* Start Supplied records *

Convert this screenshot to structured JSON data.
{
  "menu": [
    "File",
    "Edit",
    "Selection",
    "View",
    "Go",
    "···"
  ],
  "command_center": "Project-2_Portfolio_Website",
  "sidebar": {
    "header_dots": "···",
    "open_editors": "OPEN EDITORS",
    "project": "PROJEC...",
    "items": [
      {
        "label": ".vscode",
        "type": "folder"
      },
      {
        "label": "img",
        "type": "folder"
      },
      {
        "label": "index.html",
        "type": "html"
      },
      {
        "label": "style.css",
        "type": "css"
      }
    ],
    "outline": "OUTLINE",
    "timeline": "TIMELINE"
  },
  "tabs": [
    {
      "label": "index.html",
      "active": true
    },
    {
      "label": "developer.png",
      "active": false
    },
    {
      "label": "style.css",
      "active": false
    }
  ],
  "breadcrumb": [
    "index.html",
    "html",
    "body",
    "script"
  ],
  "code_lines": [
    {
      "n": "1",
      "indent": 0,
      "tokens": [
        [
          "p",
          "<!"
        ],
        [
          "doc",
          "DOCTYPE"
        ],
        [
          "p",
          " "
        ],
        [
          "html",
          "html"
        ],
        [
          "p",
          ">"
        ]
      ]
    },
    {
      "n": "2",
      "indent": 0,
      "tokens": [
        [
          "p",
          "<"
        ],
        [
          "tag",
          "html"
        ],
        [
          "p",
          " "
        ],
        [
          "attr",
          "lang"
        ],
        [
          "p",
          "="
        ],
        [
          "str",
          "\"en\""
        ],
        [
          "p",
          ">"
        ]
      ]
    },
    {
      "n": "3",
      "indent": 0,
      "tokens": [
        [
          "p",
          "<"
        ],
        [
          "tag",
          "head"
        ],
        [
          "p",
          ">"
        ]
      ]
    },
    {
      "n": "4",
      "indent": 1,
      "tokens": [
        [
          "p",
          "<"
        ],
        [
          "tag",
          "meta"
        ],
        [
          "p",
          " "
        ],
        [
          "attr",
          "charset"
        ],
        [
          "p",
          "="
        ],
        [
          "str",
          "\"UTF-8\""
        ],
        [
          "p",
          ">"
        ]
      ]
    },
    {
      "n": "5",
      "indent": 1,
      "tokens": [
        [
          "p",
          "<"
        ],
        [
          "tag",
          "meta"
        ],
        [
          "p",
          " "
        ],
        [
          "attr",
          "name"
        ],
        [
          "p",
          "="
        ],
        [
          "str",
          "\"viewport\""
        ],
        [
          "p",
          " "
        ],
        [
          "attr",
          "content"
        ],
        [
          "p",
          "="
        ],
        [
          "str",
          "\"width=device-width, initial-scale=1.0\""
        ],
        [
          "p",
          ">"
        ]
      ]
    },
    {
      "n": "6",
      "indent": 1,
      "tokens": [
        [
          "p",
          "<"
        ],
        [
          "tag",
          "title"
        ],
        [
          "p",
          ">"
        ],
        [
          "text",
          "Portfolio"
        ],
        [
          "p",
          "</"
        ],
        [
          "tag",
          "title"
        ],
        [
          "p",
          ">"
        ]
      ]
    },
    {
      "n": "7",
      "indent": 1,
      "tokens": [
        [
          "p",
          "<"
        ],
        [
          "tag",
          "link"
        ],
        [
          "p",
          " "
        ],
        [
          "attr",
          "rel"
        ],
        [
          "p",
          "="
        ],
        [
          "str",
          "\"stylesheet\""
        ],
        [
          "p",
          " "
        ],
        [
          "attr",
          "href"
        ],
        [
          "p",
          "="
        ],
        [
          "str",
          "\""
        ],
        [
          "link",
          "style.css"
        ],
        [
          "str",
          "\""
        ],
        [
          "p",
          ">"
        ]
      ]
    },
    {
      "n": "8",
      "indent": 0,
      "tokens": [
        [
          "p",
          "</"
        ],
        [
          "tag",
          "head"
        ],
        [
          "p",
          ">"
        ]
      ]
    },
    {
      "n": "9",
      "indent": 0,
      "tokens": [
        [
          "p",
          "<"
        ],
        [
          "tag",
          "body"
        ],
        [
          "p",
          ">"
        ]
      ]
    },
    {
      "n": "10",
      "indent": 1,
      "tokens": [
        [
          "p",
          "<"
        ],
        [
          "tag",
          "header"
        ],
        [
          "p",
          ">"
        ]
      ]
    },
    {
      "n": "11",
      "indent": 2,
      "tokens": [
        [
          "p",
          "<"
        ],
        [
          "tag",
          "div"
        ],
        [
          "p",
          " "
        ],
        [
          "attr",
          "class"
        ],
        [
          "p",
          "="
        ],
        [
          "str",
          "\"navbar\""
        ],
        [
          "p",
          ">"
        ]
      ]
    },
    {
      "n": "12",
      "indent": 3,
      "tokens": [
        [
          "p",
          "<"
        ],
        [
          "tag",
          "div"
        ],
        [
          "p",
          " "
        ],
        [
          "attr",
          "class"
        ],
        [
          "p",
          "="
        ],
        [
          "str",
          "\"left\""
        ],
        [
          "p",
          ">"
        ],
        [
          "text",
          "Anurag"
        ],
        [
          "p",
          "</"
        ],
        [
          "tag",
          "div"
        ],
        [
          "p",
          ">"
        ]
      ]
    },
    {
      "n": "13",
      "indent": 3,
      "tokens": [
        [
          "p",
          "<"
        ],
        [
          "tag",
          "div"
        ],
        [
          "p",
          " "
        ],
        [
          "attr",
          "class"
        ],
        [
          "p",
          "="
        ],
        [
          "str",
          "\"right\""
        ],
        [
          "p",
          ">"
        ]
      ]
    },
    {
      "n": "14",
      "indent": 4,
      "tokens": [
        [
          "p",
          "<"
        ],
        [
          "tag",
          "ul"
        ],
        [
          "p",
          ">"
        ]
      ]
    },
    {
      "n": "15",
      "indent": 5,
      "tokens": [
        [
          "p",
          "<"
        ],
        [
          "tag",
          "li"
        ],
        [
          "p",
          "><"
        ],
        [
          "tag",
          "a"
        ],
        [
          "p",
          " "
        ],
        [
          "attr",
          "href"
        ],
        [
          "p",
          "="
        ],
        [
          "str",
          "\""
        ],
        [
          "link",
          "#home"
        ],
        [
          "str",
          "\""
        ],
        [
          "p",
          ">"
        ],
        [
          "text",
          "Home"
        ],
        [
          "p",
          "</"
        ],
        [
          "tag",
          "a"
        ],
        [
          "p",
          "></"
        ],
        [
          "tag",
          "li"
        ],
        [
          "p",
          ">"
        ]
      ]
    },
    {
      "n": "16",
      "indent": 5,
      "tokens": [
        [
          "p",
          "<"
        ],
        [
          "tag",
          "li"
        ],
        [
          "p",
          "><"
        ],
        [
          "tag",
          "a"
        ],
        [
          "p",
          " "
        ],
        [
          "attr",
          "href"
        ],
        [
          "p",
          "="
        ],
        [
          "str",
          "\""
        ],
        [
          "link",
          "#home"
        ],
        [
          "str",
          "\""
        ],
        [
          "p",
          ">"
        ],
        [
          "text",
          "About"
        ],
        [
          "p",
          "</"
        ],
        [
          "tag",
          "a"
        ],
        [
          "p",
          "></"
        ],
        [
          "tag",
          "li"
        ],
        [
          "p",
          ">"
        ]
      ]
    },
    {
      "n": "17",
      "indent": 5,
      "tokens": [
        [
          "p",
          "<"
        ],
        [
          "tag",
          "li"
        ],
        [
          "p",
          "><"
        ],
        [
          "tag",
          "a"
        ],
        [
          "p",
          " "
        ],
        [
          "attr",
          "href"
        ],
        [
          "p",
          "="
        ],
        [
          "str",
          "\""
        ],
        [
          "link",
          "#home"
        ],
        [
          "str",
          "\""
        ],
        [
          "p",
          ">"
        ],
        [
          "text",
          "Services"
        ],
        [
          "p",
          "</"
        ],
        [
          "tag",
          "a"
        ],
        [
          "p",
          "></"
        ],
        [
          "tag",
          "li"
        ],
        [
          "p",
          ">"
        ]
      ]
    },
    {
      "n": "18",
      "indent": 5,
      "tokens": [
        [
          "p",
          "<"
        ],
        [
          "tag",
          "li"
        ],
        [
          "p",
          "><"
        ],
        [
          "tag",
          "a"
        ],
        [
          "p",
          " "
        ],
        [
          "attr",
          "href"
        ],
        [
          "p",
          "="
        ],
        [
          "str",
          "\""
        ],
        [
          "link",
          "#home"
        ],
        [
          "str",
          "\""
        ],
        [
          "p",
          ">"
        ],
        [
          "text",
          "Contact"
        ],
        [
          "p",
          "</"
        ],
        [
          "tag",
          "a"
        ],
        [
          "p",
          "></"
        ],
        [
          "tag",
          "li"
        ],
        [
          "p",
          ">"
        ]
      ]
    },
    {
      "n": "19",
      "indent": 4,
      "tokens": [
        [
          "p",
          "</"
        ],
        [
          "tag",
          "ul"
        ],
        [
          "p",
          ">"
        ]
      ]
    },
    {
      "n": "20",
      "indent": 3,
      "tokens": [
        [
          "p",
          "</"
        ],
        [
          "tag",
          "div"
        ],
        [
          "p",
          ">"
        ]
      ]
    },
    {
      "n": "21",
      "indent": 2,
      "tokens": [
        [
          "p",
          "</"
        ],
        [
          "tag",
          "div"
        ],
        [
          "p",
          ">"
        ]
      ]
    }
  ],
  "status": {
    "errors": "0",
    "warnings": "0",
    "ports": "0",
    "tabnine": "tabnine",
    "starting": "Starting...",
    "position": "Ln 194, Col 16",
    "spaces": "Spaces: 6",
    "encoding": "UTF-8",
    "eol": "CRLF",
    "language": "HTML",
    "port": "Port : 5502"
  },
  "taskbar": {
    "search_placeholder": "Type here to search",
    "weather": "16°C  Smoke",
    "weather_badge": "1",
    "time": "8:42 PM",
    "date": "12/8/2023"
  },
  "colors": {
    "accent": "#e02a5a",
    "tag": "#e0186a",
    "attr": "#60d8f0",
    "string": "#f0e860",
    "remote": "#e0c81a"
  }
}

* End Supplied records *

Task requirements: Look through the entries above and report each line where the string "label" occurs.

Full solution:
        "label": ".vscode",
        "label": "img",
        "label": "index.html",
        "label": "style.css",
      "label": "index.html",
      "label": "developer.png",
      "label": "style.css",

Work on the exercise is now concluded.